# [TASK PROMPT]
Print all of the entries exactly, minus the pictures.

[begin DATA ROWS]

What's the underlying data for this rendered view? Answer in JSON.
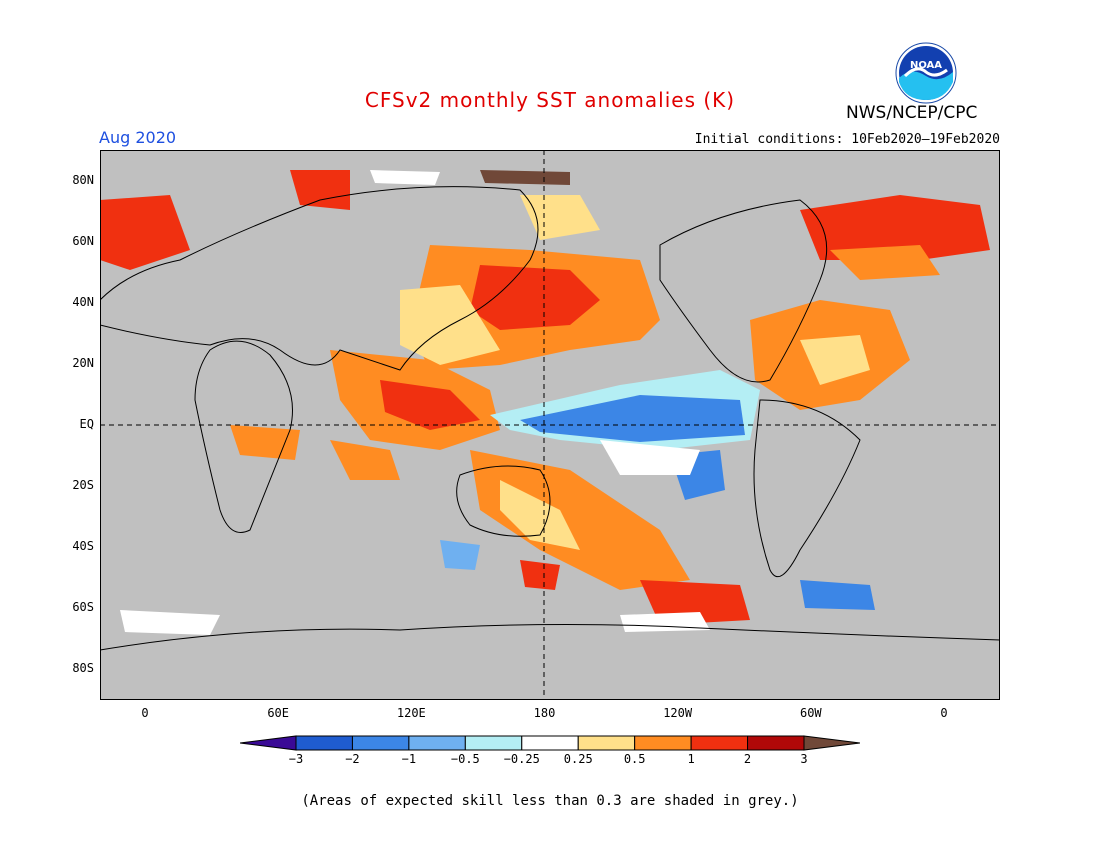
{
  "title": "CFSv2 monthly SST anomalies (K)",
  "valid_month": "Aug 2020",
  "initial_conditions": "Initial conditions: 10Feb2020–19Feb2020",
  "agency": "NWS/NCEP/CPC",
  "logo_text": "NOAA",
  "latitude_labels": [
    "80N",
    "60N",
    "40N",
    "20N",
    "EQ",
    "20S",
    "40S",
    "60S",
    "80S"
  ],
  "longitude_labels": [
    "0",
    "60E",
    "120E",
    "180",
    "120W",
    "60W",
    "0"
  ],
  "colorbar": {
    "labels": [
      "−3",
      "−2",
      "−1",
      "−0.5",
      "−0.25",
      "0.25",
      "0.5",
      "1",
      "2",
      "3"
    ],
    "colors": [
      "#3a0a96",
      "#1f5cd0",
      "#3c86e6",
      "#6fb0f0",
      "#b4eef4",
      "#ffffff",
      "#ffe08a",
      "#ff8c22",
      "#f03010",
      "#b00808",
      "#704838"
    ]
  },
  "footnote": "(Areas of expected skill less than 0.3 are shaded in grey.)",
  "colors": {
    "title": "#e00000",
    "month": "#1e50e0",
    "no_skill_grey": "#c0c0c0"
  }
}
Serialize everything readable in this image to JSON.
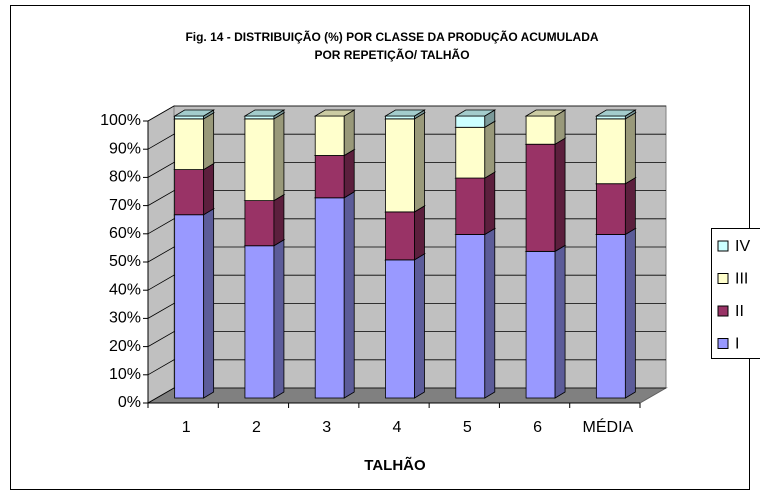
{
  "chart_data": {
    "type": "stacked-bar-3d",
    "title": [
      "Fig. 14 - DISTRIBUIÇÃO (%) POR CLASSE DA PRODUÇÃO ACUMULADA",
      "POR REPETIÇÃO/ TALHÃO"
    ],
    "xlabel": "TALHÃO",
    "categories": [
      "1",
      "2",
      "3",
      "4",
      "5",
      "6",
      "MÉDIA"
    ],
    "series": [
      {
        "name": "I",
        "color": "#9999ff",
        "values": [
          65,
          54,
          71,
          49,
          58,
          52,
          58
        ]
      },
      {
        "name": "II",
        "color": "#993366",
        "values": [
          16,
          16,
          15,
          17,
          20,
          38,
          18
        ]
      },
      {
        "name": "III",
        "color": "#ffffcc",
        "values": [
          18,
          29,
          14,
          33,
          18,
          10,
          23
        ]
      },
      {
        "name": "IV",
        "color": "#ccffff",
        "values": [
          1,
          1,
          0,
          1,
          4,
          0,
          1
        ]
      }
    ],
    "ylim": [
      0,
      100
    ],
    "yticks": [
      {
        "value": 0,
        "label": "0%"
      },
      {
        "value": 10,
        "label": "10%"
      },
      {
        "value": 20,
        "label": "20%"
      },
      {
        "value": 30,
        "label": "30%"
      },
      {
        "value": 40,
        "label": "40%"
      },
      {
        "value": 50,
        "label": "50%"
      },
      {
        "value": 60,
        "label": "60%"
      },
      {
        "value": 70,
        "label": "70%"
      },
      {
        "value": 80,
        "label": "80%"
      },
      {
        "value": 90,
        "label": "90%"
      },
      {
        "value": 100,
        "label": "100%"
      }
    ],
    "grid": true,
    "legend": "right"
  }
}
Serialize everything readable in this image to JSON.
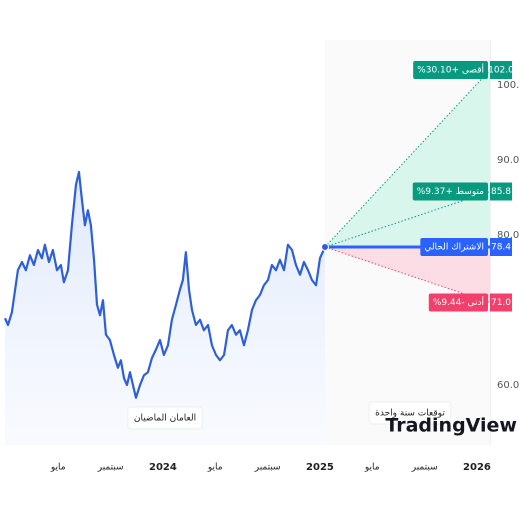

[end DATA ROWS]

# [ANSWER FOR THE TASK]
What's the underlying data for this rendered view? Answer in JSON.
{
  "title": "CFSv2 monthly SST anomalies (K)",
  "valid_month": "Aug 2020",
  "initial_conditions": "Initial conditions: 10Feb2020–19Feb2020",
  "agency": "NWS/NCEP/CPC",
  "logo_text": "NOAA",
  "latitude_labels": [
    "80N",
    "60N",
    "40N",
    "20N",
    "EQ",
    "20S",
    "40S",
    "60S",
    "80S"
  ],
  "longitude_labels": [
    "0",
    "60E",
    "120E",
    "180",
    "120W",
    "60W",
    "0"
  ],
  "colorbar": {
    "labels": [
      "−3",
      "−2",
      "−1",
      "−0.5",
      "−0.25",
      "0.25",
      "0.5",
      "1",
      "2",
      "3"
    ],
    "colors": [
      "#3a0a96",
      "#1f5cd0",
      "#3c86e6",
      "#6fb0f0",
      "#b4eef4",
      "#ffffff",
      "#ffe08a",
      "#ff8c22",
      "#f03010",
      "#b00808",
      "#704838"
    ]
  },
  "footnote": "(Areas of expected skill less than 0.3 are shaded in grey.)",
  "colors": {
    "title": "#e00000",
    "month": "#1e50e0",
    "no_skill_grey": "#c0c0c0"
  }
}
Serialize everything readable in this image to JSON.
{
  "chart_data": {
    "type": "stacked-bar-3d",
    "title": [
      "Fig. 14 - DISTRIBUIÇÃO (%) POR CLASSE DA PRODUÇÃO ACUMULADA",
      "POR REPETIÇÃO/ TALHÃO"
    ],
    "xlabel": "TALHÃO",
    "categories": [
      "1",
      "2",
      "3",
      "4",
      "5",
      "6",
      "MÉDIA"
    ],
    "series": [
      {
        "name": "I",
        "color": "#9999ff",
        "values": [
          65,
          54,
          71,
          49,
          58,
          52,
          58
        ]
      },
      {
        "name": "II",
        "color": "#993366",
        "values": [
          16,
          16,
          15,
          17,
          20,
          38,
          18
        ]
      },
      {
        "name": "III",
        "color": "#ffffcc",
        "values": [
          18,
          29,
          14,
          33,
          18,
          10,
          23
        ]
      },
      {
        "name": "IV",
        "color": "#ccffff",
        "values": [
          1,
          1,
          0,
          1,
          4,
          0,
          1
        ]
      }
    ],
    "ylim": [
      0,
      100
    ],
    "yticks": [
      {
        "value": 0,
        "label": "0%"
      },
      {
        "value": 10,
        "label": "10%"
      },
      {
        "value": 20,
        "label": "20%"
      },
      {
        "value": 30,
        "label": "30%"
      },
      {
        "value": 40,
        "label": "40%"
      },
      {
        "value": 50,
        "label": "50%"
      },
      {
        "value": 60,
        "label": "60%"
      },
      {
        "value": 70,
        "label": "70%"
      },
      {
        "value": 80,
        "label": "80%"
      },
      {
        "value": 90,
        "label": "90%"
      },
      {
        "value": 100,
        "label": "100%"
      }
    ],
    "grid": true,
    "legend": "right"
  }
}
Serialize everything readable in this image to JSON.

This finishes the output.